● **TEXT PROVIDED**:
Mr. Clifton-Brown: No. I have very little time--in fact, precisely eight minutes.
My right hon. and learned Friend the Chancellor has built on his success as an environmentally friendly Chancellor. As a member of the Environment Select Committee, I welcome that very much. Fiscal instruments are a good way of promoting environmentally friendly behaviour--for example, the successful switch by the public to unleaded petrol. My right hon. and learned Friend built on that, among other measures, by reducing vehicle excise duty for low-emission lorries and reducing duty for ultra-low sulphur diesel. I welcome those measures, which build on his landfill tax last year, which is already causing many of my constituents to consider how to recycle their household waste. We must go on introducing such measures if we are to look after our planet's health for our children.
In his Budget, my right hon. and learned Friend announced other welcome fiscal measures. In particular, I welcome his renewed commitment to abolish capital gains tax and inheritance tax. That is a worthwhile long-term project. I hope that, in his next Budget, he will be able to produce a long-term and a short-term capital gain because that is a much more satisfactory way in which gradually to abolish capital gains tax.
Perhaps my right hon. and learned Friend might even consider a new base year of 1997. All pooled share purchases might be abolished after that date and every batch of shares purchased would then be indexed in its own right. We could have a short and long-term gain for the assets. I favour a tapering rate. Those that were held only for a year or two should be taxed nearly at the marginal rate of income tax, so that people who make short-term gains are still taxed almost as if it were income, but people who had held gains for five years or more would have to pay no capital gains tax.

● **INSTRUCTIONS**:
1 > Rewrite the Budget speech from "Mr. Clifton-Brown: No." up to and including "for our children.", replacing "petrol" with "gasoline".
2 > In the Budget speech, which tax is said to be already causing many of the speaker's constituents to consider how to recycle their household waste?
3 > Continue the Budget speech, starting after its last sentence.
The data after this point is separate material, unrelated to the Budget speech.

● **DATA**:

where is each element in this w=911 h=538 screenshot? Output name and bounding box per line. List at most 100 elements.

● **TASK RESULTS**:
1 >
Mr. Clifton-Brown: No. I have very little time--in fact, precisely eight minutes.
My right hon. and learned Friend the Chancellor has built on his success as an environmentally friendly Chancellor. As a member of the Environment Select Committee, I welcome that very much. Fiscal instruments are a good way of promoting environmentally friendly behaviour--for example, the successful switch by the public to unleaded gasoline. My right hon. and learned Friend built on that, among other measures, by reducing vehicle excise duty for low-emission lorries and reducing duty for ultra-low sulphur diesel. I welcome those measures, which build on his landfill tax last year, which is already causing many of my constituents to consider how to recycle their household waste. We must go on introducing such measures if we are to look after our planet's health for our children.

2 > The landfill tax.

3 >
I am nearly certain that inheritance tax will be a target for a possible incoming Labour Government. One of the ways in which they will radically alter the tax is to abolish the so-called PETS--partially exempt taxable transfers. That would return us to the bad old days of capital transfer tax and Denis Healey taxing the rich until the pips squeak. We all know what happened: the assets simply went offshore and were not there to be taxed. Nowadays, we do not have the exchange controls of the 1960s and 1970s, so that money would disappear offshore all the quicker.
Time is moving on, but I should like to mention the expenditure side of the Budget. A warm tribute must be paid to my right hon. Friend the Chief Secretary. To cut £1.7 billion off the expenditure total was no mean achievement. It needs to be warmly welcomed.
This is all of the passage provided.